**Exercise tasks:**
1 – In the passage on autism and theory of mind, what physical functions of the brain do some normal 3-4 year olds know about?
2 – Quote the passage on autism and theory of mind between "Autistic children find" and "meant to miss.", inclusive.

**Source document:**
::::::

On 16 Jul 2014, at 15:02, Craig Weinberg wrote:
http://www.autism-community.com/wp-content/uploads/2010/11/TOM-in-TD-and-ASD.pdf
This test was also originally devised by Wellman and Estes, and
involves asking the child what the brain is for. They found that
normal 3-4 year olds already know that the brain has a set of mental
functions, such as dreaming, wanting, thinking, keeping secrets,
etc., Some also knew it had physi cal functions (such as making you
move, or helping you stay alive, etc.). In contrast , children with
autism (but who again had a mental age above a 4 year old level)
appear to know about the physical functions, but typically fail to
mention any mental function of the brain (Baron-Cohen, 1989a)
This paper on autism and theory of mind really shines a light on the
most intractable problem within philosophy of mind. In particular
...children from about the age of 4 years old normally are able to
distinguish between appearance and reality, that is, they can talk
about objects which have misleading appearances. For example, they
may say, when presented with a candle fashioned in the shape of an
apple, that it looks like an apple but is really a candle. Children
with autism, presented with the 5 same sorts of tests, tend to
commit errors of realism, saying the object really is an apple, or
really is a candle, but do not capture the object's dual identity in
their spontaneous descriptions (Baron-Cohen, 1989a).
This cartoon from a Psychology Today article illustrates the kinds
of tests that show whether children have developed what is called a
theory of mind; an understanding of the contents of other people's
experience:
"Children with autism are virtually at chance on this test, as
likely to indicate one character as the other when asked "Which one
knows what's in the box?""
So often it becomes clear to me in debating the issues of
consciousness that they are missing something which cannot be
replaced by logic. The way that many people think, especially those
who are very intelligent in math and physics, only includes a kind
of toy model of experience - one which fails to fully realize the
difference between the map and the territory. It makes a lot of
sense to be that having a very low-res, two dimensional theory of
mind would correlate with having a philosophy of mind which
undersignifies privacy and oversignifies mechanistic influences. The
low res theory of mind comes with a built in bias toward
behaviorism, where all events are caused by public conditions rather
than private feelings and experiences.
There are several other interesting findings in the (brief) paper.
Autistic children find it difficult to tell the difference between
what they meant to do and what they actually did, so that when they
shoot at a target and miss, they don't understand that they intended
to hit it but ended up missing it and say that they meant to miss.

::::::

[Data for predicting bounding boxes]

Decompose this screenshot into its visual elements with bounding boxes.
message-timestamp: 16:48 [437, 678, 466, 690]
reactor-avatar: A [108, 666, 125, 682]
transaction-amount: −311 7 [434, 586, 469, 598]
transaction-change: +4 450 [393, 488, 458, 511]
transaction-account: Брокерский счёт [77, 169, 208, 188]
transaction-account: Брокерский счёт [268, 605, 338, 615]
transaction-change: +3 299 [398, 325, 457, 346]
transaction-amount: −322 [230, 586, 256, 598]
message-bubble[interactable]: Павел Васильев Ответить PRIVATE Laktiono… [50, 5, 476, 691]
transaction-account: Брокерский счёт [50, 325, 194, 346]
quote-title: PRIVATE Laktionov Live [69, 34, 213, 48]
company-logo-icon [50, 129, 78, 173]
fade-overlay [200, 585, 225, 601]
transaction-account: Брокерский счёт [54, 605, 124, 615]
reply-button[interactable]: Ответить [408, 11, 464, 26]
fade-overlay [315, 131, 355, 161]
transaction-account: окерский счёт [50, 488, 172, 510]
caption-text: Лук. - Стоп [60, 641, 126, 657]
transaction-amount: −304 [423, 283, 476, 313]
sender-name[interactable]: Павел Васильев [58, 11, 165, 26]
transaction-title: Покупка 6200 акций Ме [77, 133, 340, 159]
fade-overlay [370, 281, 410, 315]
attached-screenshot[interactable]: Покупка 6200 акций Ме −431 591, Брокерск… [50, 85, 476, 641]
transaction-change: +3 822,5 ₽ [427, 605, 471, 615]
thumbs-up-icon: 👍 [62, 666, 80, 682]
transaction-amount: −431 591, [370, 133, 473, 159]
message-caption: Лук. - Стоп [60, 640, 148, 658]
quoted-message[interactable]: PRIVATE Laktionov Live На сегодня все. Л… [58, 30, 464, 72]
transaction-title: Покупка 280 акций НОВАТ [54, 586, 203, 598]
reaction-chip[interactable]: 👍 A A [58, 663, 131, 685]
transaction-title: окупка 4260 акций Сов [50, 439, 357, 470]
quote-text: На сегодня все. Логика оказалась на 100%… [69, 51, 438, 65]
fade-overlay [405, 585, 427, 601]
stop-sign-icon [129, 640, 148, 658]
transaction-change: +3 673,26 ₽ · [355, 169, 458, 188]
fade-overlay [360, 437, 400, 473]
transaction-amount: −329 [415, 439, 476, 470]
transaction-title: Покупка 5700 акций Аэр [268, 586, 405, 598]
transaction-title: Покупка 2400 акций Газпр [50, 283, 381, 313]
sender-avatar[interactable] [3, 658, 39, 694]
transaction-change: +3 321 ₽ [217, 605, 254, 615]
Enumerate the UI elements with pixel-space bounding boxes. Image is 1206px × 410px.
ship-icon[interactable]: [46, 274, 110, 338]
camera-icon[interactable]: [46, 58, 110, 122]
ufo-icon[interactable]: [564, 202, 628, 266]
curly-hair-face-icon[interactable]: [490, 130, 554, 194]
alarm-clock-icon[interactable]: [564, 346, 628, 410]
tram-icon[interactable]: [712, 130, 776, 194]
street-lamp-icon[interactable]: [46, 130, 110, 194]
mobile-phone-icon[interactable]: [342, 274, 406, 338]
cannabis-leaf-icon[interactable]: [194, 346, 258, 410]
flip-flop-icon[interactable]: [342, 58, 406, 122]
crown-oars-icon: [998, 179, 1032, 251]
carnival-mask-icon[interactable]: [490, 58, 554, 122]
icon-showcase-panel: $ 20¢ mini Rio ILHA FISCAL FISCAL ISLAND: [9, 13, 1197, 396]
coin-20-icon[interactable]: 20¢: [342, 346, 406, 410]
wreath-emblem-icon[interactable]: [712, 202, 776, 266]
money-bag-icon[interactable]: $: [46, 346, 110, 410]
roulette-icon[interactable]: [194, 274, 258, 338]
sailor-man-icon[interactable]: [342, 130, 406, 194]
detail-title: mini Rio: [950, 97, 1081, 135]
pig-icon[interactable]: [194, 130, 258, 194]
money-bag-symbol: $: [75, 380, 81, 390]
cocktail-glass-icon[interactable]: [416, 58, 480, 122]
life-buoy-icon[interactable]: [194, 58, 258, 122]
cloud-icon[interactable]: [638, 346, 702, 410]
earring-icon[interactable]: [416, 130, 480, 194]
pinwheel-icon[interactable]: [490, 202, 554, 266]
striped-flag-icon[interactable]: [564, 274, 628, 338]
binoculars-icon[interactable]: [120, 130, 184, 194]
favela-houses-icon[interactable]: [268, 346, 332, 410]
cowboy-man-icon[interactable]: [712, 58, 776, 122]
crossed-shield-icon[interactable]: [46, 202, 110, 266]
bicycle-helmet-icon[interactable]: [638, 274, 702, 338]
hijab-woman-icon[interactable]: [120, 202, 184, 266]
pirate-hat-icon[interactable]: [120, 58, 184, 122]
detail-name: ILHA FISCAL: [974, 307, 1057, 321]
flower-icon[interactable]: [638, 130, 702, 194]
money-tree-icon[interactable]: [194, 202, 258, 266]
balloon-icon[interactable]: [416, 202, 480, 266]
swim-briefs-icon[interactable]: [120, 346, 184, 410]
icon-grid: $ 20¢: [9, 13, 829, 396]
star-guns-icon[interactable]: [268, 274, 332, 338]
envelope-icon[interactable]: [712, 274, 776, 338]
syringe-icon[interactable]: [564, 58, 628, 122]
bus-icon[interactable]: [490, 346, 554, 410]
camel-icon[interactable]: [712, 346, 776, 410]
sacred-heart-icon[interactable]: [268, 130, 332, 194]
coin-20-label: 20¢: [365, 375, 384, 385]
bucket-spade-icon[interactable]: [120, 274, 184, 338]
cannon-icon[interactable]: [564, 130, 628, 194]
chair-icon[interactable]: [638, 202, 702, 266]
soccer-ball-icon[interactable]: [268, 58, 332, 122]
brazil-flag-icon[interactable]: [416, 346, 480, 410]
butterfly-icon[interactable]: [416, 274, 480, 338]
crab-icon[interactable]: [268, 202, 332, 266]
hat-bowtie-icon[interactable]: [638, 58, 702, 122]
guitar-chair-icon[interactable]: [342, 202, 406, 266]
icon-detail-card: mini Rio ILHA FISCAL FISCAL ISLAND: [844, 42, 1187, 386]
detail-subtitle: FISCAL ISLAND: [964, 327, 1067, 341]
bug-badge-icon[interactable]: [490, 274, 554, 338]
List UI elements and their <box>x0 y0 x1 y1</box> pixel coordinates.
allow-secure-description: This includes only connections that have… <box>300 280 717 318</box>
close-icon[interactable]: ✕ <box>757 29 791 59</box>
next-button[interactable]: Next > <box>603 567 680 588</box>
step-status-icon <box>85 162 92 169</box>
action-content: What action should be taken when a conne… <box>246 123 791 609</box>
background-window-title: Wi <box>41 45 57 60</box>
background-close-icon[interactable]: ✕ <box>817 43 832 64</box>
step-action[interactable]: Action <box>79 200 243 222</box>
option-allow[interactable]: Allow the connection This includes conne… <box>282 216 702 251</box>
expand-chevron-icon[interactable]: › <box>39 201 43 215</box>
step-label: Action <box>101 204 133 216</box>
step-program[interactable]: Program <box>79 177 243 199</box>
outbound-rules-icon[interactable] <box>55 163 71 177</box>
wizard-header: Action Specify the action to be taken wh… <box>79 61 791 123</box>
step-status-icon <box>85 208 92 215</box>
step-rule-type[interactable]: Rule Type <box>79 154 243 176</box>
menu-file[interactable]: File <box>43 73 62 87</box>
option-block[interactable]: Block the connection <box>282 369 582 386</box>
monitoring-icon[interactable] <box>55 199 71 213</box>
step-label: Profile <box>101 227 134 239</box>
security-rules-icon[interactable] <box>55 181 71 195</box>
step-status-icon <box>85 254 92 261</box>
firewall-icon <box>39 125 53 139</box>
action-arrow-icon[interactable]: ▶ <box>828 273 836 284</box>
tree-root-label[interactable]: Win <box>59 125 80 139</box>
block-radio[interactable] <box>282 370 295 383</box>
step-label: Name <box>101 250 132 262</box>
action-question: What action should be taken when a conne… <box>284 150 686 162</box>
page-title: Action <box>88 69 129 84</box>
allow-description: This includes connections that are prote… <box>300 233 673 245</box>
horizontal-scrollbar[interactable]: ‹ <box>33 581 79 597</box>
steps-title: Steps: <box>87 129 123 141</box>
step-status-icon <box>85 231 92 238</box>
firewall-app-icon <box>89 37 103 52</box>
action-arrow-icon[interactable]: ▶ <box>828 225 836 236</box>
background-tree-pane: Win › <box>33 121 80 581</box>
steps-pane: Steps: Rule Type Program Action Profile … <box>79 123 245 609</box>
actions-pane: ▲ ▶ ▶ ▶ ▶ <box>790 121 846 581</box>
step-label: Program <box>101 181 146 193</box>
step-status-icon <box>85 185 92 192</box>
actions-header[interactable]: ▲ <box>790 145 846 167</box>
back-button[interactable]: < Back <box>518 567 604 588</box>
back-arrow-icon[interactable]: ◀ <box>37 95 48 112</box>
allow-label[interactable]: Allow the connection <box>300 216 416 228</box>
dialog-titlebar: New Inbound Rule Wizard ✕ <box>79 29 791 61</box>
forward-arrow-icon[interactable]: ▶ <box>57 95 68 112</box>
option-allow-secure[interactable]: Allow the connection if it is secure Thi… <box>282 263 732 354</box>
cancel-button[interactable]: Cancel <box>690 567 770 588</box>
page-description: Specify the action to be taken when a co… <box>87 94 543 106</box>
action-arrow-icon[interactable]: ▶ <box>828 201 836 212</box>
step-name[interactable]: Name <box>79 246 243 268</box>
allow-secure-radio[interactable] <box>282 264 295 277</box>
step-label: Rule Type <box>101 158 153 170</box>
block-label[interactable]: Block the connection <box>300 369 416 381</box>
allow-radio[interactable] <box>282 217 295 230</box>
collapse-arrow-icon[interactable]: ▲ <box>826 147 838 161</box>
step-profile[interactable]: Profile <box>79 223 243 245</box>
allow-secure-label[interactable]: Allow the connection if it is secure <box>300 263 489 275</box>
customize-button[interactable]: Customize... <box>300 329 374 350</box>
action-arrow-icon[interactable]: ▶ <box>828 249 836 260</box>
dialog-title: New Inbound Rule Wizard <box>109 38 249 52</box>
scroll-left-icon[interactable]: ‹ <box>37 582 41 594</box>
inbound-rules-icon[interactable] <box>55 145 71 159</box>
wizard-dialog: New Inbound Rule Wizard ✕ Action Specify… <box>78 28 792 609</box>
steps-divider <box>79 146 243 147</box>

::::::

**Answers for this exercise:**
1 – Some know that the brain makes you move or helps you stay alive.

2 –
Autistic children find it difficult to tell the difference between
what they meant to do and what they actually did, so that when they
shoot at a target and miss, they don't understand that they intended
to hit it but ended up missing it and say that they meant to miss.